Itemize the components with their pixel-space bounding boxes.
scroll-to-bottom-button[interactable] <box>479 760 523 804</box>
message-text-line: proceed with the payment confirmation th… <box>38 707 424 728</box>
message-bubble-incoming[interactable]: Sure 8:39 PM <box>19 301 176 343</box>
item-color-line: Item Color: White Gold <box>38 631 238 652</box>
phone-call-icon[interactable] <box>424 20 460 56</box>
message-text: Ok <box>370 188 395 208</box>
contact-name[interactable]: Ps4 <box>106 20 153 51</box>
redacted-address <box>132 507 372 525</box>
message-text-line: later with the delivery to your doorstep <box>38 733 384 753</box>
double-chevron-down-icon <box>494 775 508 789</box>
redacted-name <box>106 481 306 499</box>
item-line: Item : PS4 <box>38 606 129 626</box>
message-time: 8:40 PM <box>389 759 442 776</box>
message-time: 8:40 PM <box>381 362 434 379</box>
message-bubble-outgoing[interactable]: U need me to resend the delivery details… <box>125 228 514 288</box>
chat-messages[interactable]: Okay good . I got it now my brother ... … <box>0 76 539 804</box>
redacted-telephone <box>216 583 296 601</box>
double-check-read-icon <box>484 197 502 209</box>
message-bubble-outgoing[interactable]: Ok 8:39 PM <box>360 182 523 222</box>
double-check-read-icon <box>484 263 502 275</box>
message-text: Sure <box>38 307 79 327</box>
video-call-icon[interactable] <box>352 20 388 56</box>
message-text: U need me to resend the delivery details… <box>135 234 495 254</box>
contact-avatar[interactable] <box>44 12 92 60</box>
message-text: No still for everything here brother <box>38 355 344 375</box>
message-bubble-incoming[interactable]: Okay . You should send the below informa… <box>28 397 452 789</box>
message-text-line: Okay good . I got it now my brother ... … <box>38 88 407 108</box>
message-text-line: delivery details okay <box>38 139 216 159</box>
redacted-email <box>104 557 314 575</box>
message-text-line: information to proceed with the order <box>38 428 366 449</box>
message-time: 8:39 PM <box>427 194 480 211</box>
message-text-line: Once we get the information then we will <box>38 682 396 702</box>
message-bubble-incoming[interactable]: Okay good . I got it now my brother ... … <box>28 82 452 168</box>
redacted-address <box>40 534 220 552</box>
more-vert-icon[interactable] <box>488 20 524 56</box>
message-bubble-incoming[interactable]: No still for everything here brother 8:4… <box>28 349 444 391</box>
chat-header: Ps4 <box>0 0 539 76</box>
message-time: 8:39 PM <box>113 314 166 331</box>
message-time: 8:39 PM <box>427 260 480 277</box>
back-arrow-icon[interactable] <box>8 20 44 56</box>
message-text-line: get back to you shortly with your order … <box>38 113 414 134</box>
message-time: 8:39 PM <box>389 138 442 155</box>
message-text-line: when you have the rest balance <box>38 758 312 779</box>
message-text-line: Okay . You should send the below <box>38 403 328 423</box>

━━━━

- _EXERCISE GOAL_: Please extract every line of the items above that contains the string "back".

- _SOLVED PROBLEM_:
back-arrow-icon[interactable] <box>8 20 44 56</box>
message-text-line: get back to you shortly with your order … <box>38 113 414 134</box>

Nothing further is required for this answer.